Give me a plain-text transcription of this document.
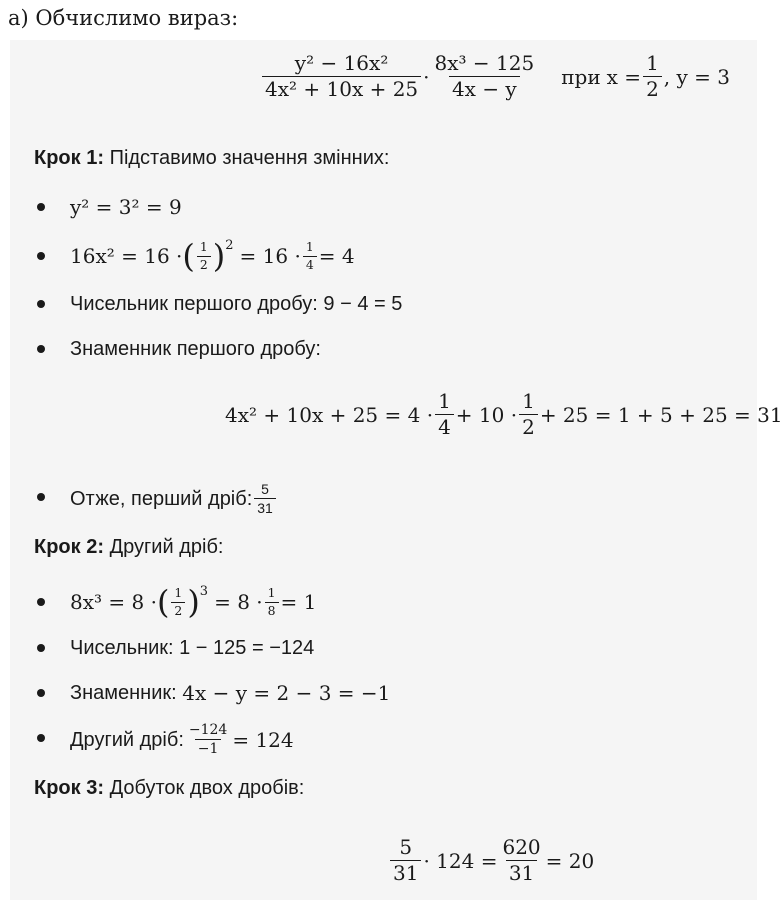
а) Обчислимо вираз:
$\frac{\text{y² − 16x²}}{\text{4x² + 10x + 25}} \cdot \frac{\text{8x³ − 125}}{4x - y}$ при $x = \frac{1}{2}$ , y = 3
Крок 1:
Підставимо значення змінних:
y² = 3² = 9
16x² = 16 · ( $\frac{1}{2} )^2 = 16 \cdot \frac{1}{4} = 4$
Чисельник першого дробу: 9 − 4 = 5
Знаменник першого дробу:
$4x^2 + 10x + 25 = 4 \cdot \frac{1}{4} + 10 \cdot \frac{1}{2} + 25 = 1 + 5 + 25 = 31$
Отже, перший дріб: $\frac{5}{31}$
Крок 2:
Другий дріб:
8x³ = 8 · ( $\frac{1}{2} )^3 = 8 \cdot \frac{1}{8} = 1$
Чисельник: 1 − 125 = −124
Знаменник:
4x − y = 2 − 3 = −1
Другий дріб: $\frac{-124}{-1} = 124$
Крок 3:
Добуток двох дробів:
$\frac{5}{31} \cdot 124 = \frac{620}{31} = 20$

________________

**Task statement:**
Extract the full listing exactly, with the pictures left out.

**Final result:**
Give me a plain-text transcription of this document.
а) Обчислимо вираз:
$\frac{\text{y² − 16x²}}{\text{4x² + 10x + 25}} \cdot \frac{\text{8x³ − 125}}{4x - y}$ при $x = \frac{1}{2}$ , y = 3
Крок 1:
Підставимо значення змінних:
y² = 3² = 9
16x² = 16 · ( $\frac{1}{2} )^2 = 16 \cdot \frac{1}{4} = 4$
Чисельник першого дробу: 9 − 4 = 5
Знаменник першого дробу:
$4x^2 + 10x + 25 = 4 \cdot \frac{1}{4} + 10 \cdot \frac{1}{2} + 25 = 1 + 5 + 25 = 31$
Отже, перший дріб: $\frac{5}{31}$
Крок 2:
Другий дріб:
8x³ = 8 · ( $\frac{1}{2} )^3 = 8 \cdot \frac{1}{8} = 1$
Чисельник: 1 − 125 = −124
Знаменник:
4x − y = 2 − 3 = −1
Другий дріб: $\frac{-124}{-1} = 124$
Крок 3:
Добуток двох дробів:
$\frac{5}{31} \cdot 124 = \frac{620}{31} = 20$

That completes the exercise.